» **Exercise prompt**:
In the listing that follows, count each line containing the string "appearance" and report only the count.

··· Record extracts ···

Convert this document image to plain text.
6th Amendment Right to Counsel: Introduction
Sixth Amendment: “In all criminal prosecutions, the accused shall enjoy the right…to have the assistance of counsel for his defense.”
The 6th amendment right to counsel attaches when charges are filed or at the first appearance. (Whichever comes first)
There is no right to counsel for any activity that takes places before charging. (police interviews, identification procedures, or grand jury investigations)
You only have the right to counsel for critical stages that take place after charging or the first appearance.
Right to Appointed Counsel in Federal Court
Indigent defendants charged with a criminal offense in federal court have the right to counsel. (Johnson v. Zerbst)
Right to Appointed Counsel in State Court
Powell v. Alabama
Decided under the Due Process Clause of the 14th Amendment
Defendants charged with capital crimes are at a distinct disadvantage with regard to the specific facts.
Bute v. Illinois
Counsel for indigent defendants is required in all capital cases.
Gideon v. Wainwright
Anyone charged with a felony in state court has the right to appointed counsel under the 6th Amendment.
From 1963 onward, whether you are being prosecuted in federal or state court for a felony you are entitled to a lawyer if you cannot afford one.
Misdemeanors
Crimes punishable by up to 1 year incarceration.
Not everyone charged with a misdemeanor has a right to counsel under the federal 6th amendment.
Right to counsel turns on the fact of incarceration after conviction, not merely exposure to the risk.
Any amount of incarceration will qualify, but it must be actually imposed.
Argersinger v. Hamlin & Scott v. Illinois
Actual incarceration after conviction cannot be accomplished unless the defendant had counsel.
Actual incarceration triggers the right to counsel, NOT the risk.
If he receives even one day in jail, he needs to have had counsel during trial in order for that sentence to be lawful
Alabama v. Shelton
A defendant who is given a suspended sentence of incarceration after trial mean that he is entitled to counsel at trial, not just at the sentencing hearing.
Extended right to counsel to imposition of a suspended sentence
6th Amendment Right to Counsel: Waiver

···

» **Result of the exercise**:
2